Material provided
□ □ □

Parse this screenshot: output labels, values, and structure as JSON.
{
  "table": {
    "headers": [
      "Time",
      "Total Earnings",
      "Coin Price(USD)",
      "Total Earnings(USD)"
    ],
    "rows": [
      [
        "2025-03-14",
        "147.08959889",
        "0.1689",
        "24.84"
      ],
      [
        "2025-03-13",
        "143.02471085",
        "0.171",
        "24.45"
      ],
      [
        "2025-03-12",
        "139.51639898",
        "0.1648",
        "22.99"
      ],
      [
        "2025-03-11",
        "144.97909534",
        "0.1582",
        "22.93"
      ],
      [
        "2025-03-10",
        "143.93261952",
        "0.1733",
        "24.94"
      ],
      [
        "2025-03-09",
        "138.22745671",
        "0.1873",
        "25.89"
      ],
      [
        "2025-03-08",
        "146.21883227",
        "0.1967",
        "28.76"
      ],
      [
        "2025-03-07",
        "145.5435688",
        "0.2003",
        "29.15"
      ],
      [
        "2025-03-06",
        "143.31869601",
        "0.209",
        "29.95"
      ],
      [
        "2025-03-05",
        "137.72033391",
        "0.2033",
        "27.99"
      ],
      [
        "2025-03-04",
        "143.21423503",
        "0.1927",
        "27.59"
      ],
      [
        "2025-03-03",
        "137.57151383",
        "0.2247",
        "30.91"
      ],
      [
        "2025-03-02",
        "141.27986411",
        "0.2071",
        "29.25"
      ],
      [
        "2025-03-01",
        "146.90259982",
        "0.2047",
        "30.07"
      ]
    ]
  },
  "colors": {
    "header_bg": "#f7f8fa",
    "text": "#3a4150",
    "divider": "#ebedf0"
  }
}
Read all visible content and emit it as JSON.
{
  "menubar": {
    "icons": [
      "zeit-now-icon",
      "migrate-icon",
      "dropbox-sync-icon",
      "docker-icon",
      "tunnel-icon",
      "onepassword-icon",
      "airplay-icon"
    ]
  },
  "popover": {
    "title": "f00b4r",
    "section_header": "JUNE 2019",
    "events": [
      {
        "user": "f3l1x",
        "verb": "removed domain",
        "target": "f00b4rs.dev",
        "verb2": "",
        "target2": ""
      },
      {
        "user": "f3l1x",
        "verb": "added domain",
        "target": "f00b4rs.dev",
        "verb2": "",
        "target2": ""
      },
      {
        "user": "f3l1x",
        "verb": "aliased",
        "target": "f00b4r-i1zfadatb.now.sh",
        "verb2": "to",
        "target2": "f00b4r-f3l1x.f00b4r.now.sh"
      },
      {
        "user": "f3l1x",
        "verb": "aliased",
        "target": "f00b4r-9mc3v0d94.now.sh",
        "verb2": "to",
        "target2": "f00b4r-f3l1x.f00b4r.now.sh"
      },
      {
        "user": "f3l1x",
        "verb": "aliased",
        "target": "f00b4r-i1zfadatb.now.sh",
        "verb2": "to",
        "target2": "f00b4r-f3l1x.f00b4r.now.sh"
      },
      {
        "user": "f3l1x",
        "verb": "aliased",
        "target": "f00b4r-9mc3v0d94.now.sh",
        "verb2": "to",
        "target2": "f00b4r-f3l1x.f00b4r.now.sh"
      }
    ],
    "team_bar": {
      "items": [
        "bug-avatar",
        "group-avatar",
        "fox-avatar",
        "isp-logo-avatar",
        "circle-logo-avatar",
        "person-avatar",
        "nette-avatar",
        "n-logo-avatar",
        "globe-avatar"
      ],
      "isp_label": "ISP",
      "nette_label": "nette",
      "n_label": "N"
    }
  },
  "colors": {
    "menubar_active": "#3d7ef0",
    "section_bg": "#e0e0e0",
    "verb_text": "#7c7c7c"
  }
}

□ □ □

The problem
Wherever a line in the data above holds "JSON", copy that line.

Worked answer
Parse this screenshot: output labels, values, and structure as JSON.
Read all visible content and emit it as JSON.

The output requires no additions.